Show all lines from the data that include the word "were".

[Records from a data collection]
□ □ □
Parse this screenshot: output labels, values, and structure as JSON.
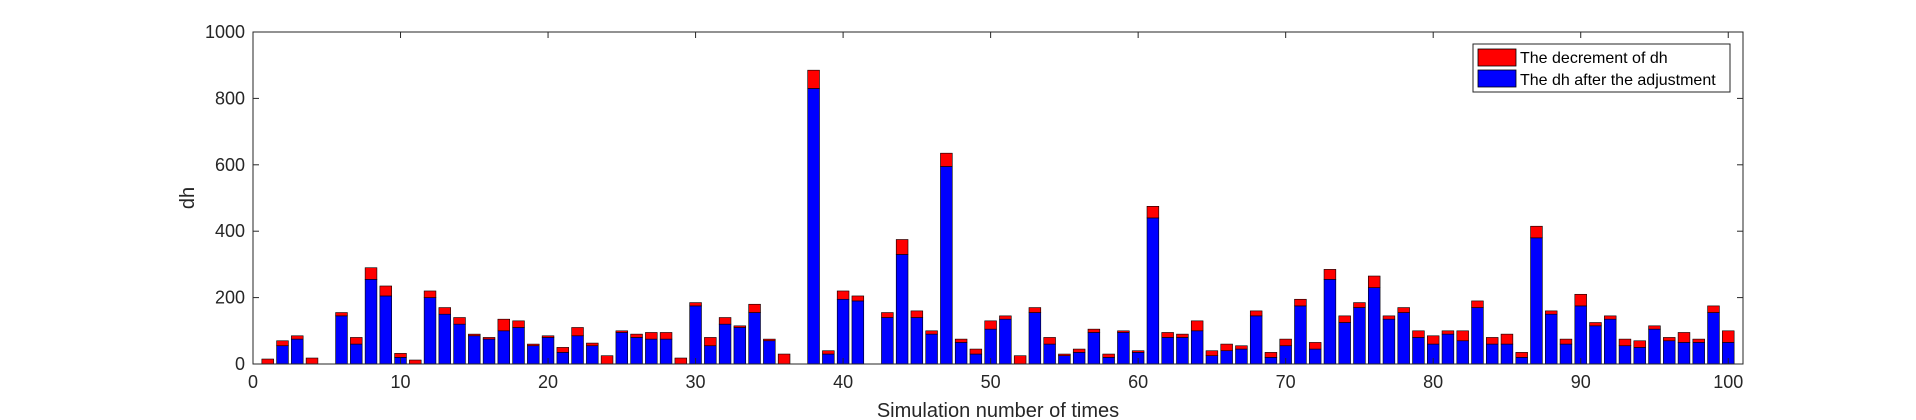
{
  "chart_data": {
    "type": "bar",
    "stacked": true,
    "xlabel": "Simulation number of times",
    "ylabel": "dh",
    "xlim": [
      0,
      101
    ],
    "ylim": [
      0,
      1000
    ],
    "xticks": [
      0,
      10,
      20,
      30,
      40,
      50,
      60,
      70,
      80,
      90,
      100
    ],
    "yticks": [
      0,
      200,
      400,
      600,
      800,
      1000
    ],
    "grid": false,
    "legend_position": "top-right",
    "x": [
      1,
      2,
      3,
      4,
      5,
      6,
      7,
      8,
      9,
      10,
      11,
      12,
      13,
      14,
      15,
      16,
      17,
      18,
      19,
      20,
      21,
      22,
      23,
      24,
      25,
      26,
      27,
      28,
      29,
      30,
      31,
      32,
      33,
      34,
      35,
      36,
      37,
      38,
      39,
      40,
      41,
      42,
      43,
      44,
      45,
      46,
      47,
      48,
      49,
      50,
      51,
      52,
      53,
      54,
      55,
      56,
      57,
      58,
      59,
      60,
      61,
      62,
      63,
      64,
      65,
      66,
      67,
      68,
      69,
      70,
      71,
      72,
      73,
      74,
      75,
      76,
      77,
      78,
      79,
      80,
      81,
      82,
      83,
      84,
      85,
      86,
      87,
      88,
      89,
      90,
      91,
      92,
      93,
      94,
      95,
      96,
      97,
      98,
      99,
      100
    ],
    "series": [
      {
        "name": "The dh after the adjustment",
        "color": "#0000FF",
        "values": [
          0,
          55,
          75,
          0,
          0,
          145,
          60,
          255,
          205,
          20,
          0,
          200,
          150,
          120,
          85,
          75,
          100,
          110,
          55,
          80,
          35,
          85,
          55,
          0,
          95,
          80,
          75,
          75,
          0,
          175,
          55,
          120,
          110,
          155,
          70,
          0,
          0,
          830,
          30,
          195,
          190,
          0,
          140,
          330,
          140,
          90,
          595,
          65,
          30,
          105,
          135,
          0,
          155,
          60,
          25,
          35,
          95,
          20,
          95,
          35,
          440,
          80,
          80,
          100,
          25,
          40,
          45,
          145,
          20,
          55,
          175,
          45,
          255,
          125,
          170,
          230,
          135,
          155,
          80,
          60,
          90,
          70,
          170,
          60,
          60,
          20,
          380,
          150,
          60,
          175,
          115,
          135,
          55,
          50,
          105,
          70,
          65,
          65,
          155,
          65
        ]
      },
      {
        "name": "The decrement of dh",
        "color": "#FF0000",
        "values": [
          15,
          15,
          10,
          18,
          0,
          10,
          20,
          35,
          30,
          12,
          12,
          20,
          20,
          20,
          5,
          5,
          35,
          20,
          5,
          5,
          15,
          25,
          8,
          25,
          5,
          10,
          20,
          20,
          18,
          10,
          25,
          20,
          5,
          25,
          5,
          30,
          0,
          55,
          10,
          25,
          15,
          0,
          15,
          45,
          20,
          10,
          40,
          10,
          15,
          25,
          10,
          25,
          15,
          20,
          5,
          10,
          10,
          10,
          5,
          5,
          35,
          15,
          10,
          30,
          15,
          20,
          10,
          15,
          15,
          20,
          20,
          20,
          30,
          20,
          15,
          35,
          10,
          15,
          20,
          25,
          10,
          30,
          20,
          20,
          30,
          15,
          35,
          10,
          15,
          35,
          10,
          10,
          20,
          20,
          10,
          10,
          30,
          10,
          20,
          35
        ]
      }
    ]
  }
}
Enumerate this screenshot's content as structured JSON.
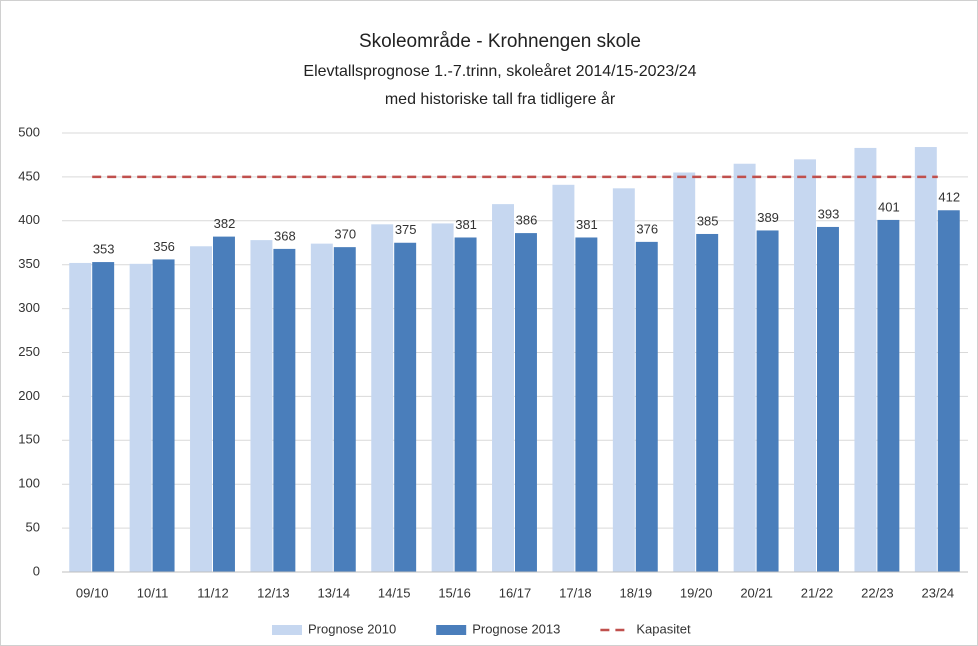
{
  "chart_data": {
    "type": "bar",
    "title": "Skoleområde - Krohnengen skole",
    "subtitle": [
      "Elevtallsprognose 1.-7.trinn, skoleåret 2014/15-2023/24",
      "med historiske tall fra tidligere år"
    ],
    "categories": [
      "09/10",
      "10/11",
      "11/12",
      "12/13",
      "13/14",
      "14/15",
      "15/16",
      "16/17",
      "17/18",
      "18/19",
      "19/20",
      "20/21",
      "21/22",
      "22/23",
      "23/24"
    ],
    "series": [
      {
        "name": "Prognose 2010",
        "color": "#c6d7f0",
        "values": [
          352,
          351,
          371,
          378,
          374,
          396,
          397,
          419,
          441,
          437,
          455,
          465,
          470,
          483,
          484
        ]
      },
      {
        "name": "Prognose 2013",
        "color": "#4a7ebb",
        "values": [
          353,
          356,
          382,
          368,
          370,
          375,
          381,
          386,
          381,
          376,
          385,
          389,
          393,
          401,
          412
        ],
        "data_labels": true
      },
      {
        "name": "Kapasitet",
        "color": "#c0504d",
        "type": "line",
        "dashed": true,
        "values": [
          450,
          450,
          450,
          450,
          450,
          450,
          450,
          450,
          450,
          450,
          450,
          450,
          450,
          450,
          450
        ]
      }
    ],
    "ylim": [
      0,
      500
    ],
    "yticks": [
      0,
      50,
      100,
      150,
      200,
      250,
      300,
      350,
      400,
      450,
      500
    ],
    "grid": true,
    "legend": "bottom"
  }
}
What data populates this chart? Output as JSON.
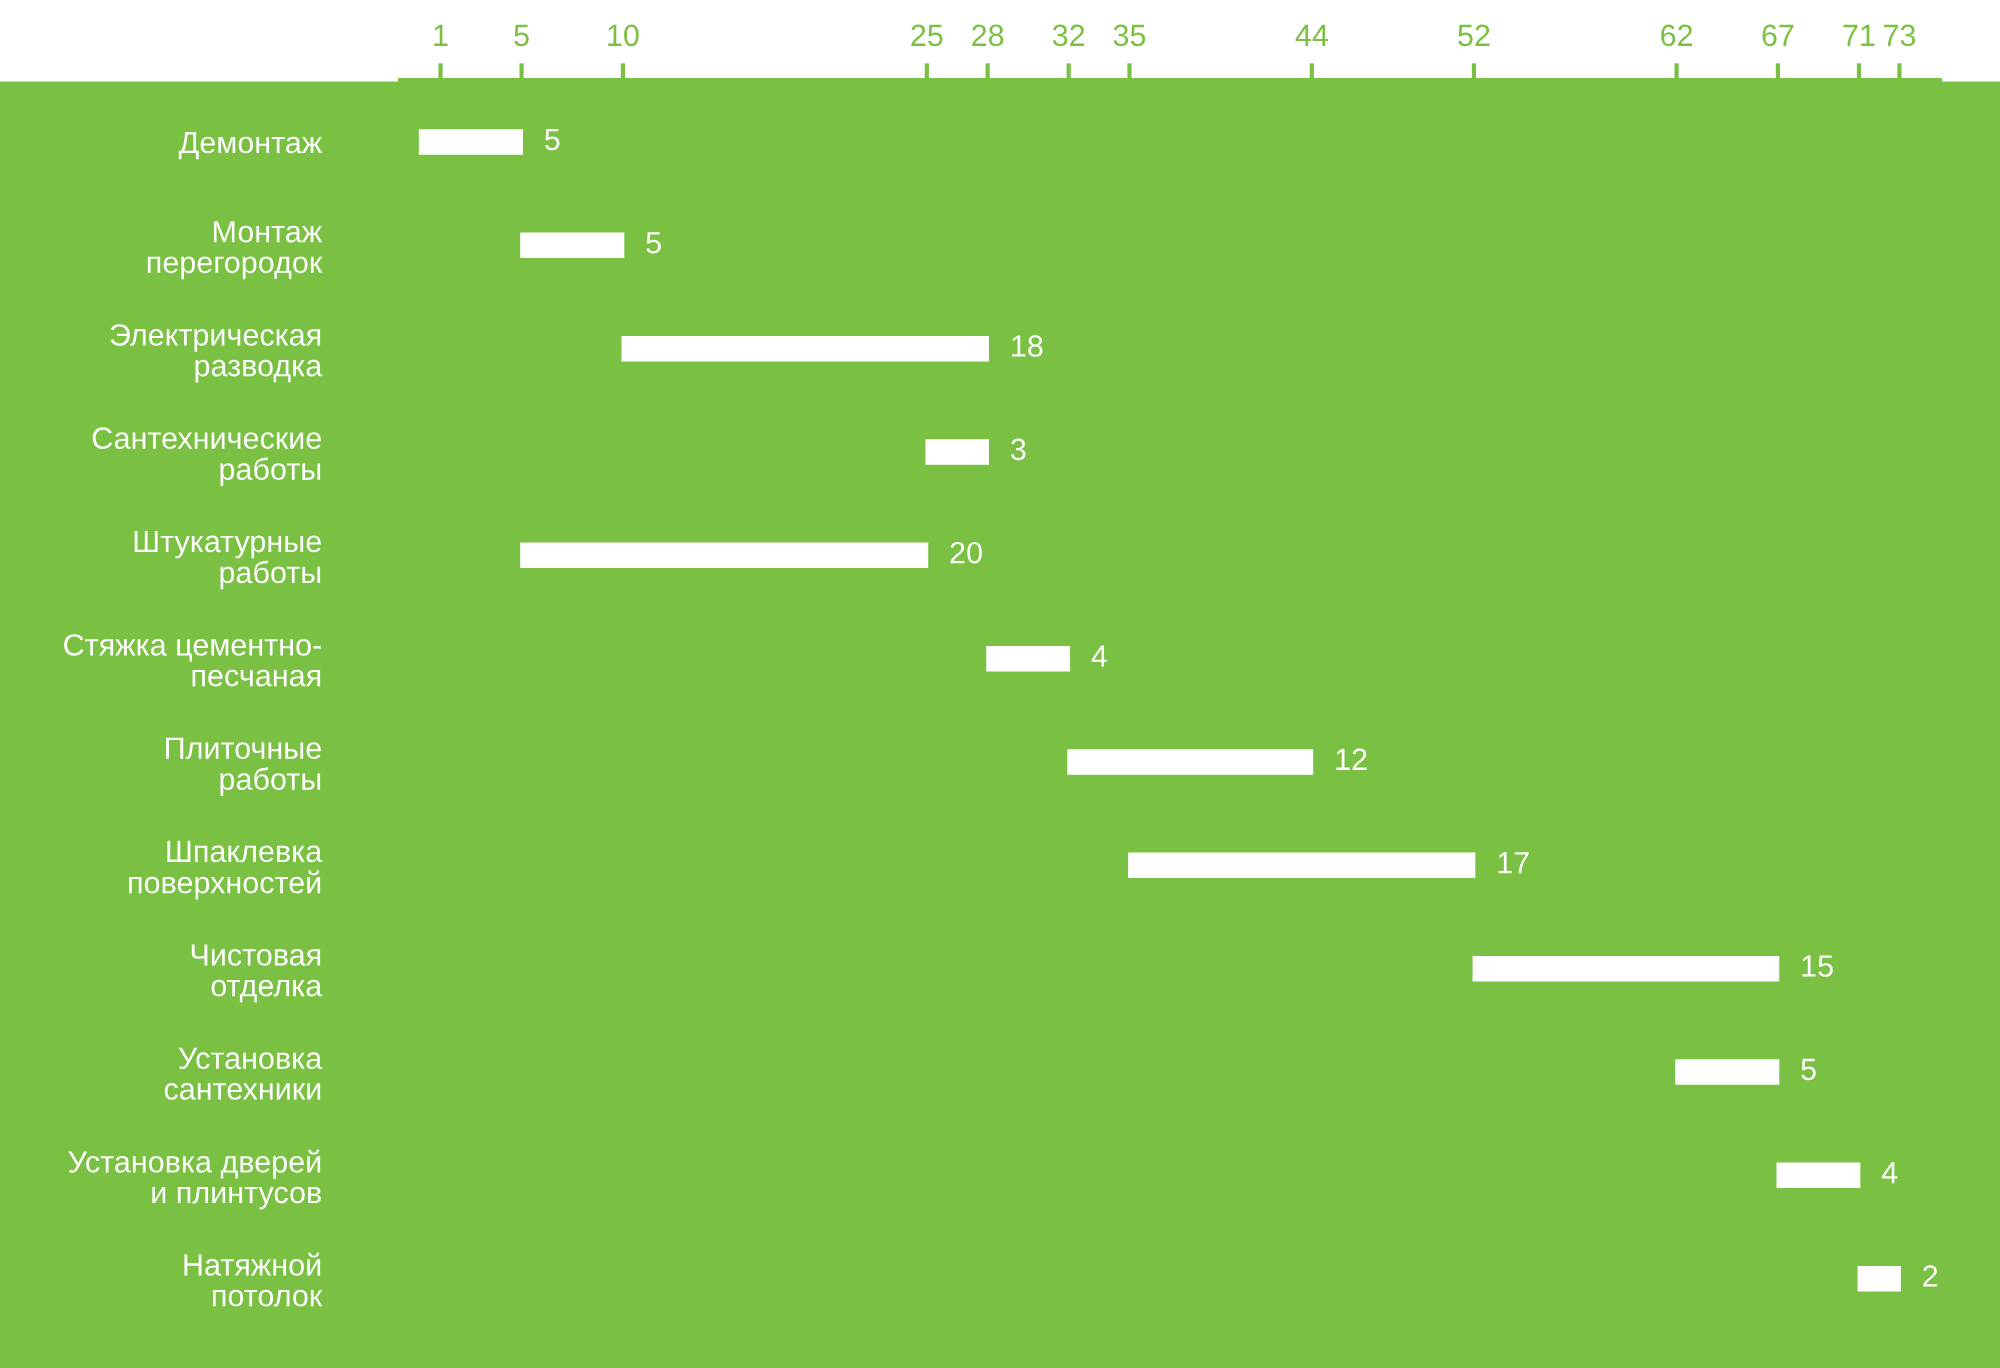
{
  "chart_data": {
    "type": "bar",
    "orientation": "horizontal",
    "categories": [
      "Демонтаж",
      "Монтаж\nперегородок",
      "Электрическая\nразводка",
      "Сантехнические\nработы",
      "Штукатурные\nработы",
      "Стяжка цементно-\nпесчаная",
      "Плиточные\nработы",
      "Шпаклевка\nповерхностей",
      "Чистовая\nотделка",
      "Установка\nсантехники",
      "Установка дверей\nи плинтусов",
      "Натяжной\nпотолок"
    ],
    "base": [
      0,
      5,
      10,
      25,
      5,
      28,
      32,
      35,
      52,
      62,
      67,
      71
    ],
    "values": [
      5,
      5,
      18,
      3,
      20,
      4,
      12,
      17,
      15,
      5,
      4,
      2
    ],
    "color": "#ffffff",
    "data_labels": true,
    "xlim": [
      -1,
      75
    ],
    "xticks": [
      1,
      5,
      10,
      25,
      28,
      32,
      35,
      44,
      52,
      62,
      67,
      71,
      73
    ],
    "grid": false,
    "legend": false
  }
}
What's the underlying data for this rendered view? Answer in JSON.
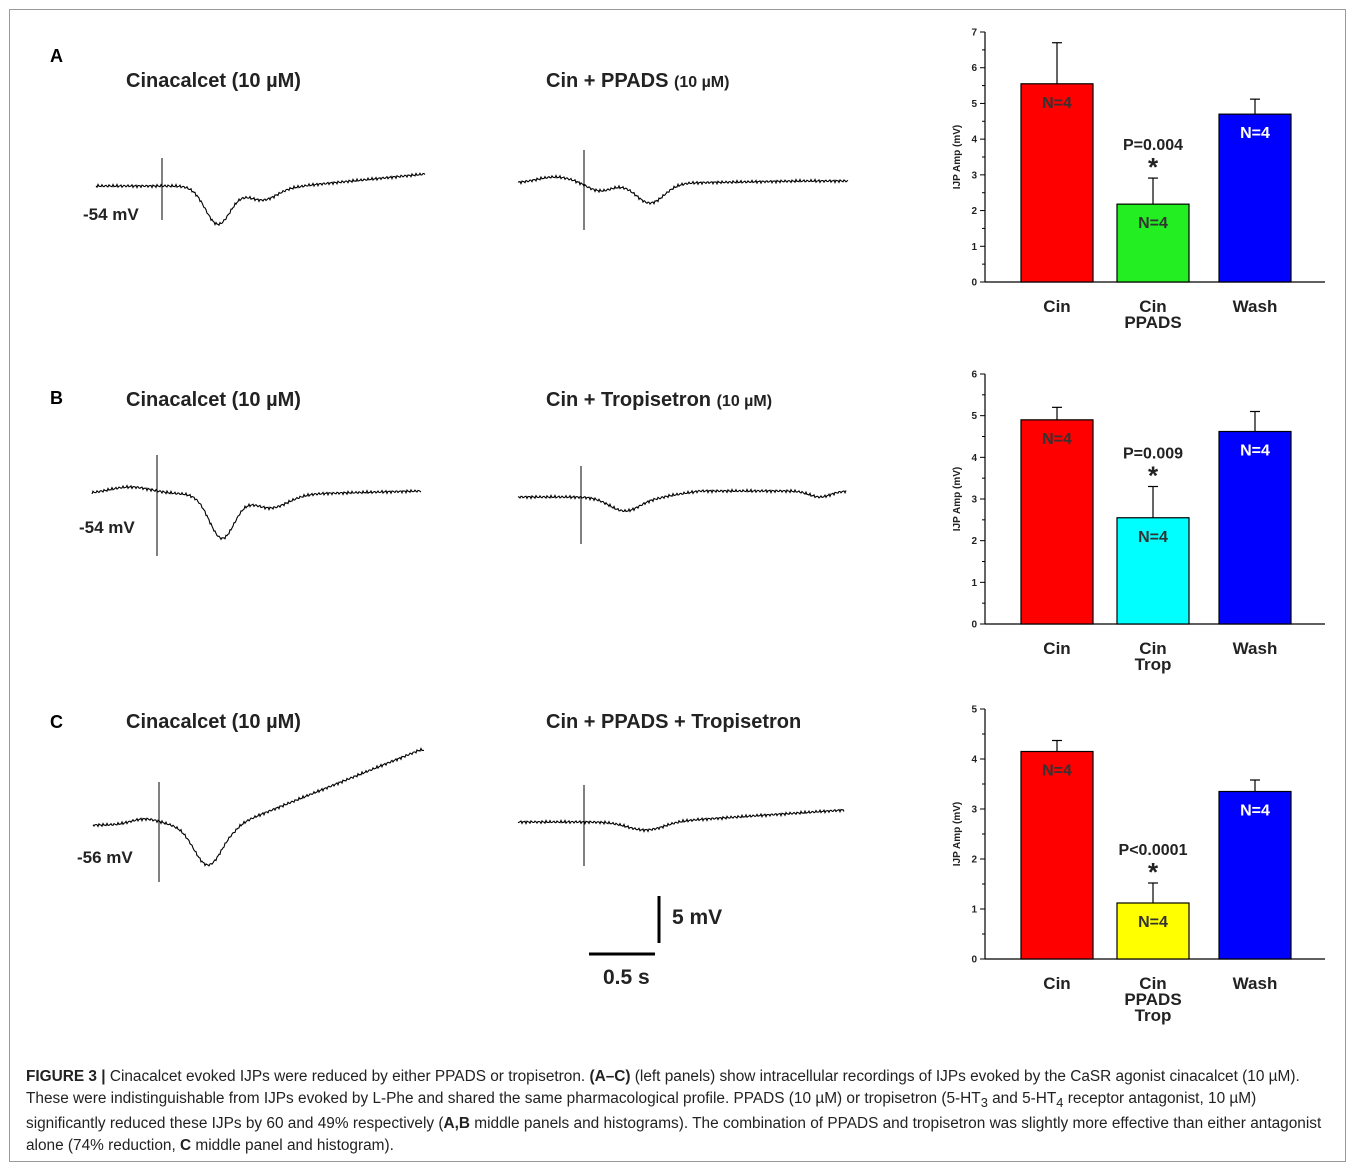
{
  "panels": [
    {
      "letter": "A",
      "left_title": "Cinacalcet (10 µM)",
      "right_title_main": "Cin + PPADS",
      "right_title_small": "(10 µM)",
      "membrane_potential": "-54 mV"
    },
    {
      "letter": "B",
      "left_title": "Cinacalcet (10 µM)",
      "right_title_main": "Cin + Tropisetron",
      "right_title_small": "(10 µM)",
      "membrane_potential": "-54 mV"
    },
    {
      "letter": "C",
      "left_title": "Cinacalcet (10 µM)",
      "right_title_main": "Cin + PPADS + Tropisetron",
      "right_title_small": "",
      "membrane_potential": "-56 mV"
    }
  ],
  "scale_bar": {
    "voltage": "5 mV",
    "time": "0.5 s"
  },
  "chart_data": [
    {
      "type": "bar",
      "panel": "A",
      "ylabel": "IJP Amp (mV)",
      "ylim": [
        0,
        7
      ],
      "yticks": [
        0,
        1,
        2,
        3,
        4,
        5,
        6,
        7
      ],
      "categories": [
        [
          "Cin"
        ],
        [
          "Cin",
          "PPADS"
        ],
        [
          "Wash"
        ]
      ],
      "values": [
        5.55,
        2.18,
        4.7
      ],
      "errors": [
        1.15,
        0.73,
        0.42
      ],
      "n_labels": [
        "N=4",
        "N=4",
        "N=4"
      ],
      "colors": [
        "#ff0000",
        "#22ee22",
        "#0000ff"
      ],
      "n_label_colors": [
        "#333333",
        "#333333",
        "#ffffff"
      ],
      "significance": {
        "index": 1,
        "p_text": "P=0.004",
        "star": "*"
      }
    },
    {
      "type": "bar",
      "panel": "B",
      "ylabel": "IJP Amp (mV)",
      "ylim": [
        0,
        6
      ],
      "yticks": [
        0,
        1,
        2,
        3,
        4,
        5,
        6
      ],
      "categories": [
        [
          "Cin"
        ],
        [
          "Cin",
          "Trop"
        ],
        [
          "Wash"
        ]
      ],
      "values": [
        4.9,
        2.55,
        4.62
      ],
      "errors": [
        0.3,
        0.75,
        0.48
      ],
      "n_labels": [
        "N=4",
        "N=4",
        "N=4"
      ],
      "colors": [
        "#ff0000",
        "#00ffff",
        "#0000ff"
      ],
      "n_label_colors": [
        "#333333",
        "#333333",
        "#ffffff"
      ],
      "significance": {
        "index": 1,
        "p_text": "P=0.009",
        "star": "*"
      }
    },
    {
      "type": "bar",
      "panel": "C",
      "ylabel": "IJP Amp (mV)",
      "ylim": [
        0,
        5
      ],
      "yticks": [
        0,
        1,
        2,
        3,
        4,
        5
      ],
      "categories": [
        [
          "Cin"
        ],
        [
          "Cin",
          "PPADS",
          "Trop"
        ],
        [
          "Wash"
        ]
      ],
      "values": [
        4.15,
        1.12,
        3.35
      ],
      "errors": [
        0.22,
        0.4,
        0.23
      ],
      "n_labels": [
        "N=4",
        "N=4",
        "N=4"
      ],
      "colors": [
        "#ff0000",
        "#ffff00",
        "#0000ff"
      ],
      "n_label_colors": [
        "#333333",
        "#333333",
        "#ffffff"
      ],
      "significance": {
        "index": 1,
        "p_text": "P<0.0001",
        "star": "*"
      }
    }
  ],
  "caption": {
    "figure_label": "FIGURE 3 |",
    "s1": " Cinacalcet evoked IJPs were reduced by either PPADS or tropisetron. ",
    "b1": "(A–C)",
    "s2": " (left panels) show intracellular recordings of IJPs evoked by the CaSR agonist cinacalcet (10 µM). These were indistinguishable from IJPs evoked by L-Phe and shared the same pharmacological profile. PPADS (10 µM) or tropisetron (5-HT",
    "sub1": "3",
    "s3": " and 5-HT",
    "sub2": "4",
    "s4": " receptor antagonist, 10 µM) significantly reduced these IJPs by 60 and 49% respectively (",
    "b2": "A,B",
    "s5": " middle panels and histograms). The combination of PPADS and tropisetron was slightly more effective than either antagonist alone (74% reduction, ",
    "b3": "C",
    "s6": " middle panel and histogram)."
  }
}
□ □ □
> Expected answer
    "s1": " Cinacalcet evoked IJPs were reduced by either PPADS or tropisetron. ",
    "s2": " (left panels) show intracellular recordings of IJPs evoked by the CaSR agonist cinacalcet (10 µM). These were indistinguishable from IJPs evoked by L-Phe and shared the same pharmacological profile. PPADS (10 µM) or tropisetron (5-HT",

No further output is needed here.